### Dataset content

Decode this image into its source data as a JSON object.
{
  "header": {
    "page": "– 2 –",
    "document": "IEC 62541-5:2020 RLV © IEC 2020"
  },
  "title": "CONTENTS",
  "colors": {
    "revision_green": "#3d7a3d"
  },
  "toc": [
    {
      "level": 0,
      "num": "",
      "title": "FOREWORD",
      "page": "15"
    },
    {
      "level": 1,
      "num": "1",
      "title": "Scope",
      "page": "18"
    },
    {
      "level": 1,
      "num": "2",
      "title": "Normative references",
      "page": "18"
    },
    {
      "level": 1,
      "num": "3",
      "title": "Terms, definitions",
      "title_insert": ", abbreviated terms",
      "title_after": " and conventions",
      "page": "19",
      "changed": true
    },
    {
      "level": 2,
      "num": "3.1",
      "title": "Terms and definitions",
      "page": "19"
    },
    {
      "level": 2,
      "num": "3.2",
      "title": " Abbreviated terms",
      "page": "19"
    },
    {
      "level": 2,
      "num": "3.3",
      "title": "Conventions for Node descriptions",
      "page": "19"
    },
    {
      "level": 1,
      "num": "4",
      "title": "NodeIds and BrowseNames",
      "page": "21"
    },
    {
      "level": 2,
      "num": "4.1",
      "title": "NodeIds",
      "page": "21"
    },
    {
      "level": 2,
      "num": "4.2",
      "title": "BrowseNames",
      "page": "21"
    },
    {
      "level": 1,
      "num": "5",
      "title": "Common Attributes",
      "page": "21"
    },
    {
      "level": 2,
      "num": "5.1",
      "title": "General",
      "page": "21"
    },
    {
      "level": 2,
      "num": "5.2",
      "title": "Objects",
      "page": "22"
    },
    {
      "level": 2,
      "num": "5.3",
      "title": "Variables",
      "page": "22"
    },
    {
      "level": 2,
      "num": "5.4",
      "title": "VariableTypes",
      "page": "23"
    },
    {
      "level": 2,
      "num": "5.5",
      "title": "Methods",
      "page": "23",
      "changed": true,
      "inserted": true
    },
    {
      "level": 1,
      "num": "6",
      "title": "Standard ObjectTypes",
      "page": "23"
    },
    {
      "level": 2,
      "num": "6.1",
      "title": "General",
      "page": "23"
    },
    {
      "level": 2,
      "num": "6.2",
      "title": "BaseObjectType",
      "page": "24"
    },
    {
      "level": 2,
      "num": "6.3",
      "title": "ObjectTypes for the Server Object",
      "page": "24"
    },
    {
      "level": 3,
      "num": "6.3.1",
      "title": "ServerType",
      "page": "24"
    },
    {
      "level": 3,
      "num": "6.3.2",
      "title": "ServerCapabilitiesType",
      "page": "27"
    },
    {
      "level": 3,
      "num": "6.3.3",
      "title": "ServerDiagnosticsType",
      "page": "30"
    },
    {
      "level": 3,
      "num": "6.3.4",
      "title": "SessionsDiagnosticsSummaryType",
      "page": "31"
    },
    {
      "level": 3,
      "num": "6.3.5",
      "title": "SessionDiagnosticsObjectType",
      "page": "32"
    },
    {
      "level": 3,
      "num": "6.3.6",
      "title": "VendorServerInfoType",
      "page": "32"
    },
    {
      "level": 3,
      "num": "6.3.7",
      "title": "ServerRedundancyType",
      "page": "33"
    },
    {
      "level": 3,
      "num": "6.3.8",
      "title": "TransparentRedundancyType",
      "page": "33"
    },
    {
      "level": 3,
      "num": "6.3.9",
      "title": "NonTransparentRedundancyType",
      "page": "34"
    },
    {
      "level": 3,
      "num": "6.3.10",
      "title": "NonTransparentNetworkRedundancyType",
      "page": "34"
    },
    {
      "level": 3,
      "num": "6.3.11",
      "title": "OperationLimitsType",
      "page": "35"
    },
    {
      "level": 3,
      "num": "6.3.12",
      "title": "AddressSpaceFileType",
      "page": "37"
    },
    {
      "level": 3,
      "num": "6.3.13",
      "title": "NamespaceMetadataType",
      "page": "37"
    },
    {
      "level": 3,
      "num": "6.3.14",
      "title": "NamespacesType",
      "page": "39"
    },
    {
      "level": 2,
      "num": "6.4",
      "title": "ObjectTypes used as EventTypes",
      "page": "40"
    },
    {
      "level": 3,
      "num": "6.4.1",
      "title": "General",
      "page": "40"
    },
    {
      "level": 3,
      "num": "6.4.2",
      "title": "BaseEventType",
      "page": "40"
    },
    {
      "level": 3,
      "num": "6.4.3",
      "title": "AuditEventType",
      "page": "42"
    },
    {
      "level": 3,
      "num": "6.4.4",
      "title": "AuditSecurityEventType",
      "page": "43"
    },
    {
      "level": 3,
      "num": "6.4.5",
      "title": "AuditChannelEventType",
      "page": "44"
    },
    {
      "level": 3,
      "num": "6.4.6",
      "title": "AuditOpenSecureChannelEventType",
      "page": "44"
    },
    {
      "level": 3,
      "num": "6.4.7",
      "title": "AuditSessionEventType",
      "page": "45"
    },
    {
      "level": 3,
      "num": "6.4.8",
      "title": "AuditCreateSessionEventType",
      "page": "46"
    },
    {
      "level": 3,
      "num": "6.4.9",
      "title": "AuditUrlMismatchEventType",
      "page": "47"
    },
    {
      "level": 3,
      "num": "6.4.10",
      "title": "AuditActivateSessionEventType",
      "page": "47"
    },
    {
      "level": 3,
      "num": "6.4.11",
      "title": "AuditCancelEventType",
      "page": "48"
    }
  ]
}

### Task instructions
Identify every line above that includes the word "NodeIds", and show those lines.

### Worked solution
      "title": "NodeIds and BrowseNames",
      "title": "NodeIds",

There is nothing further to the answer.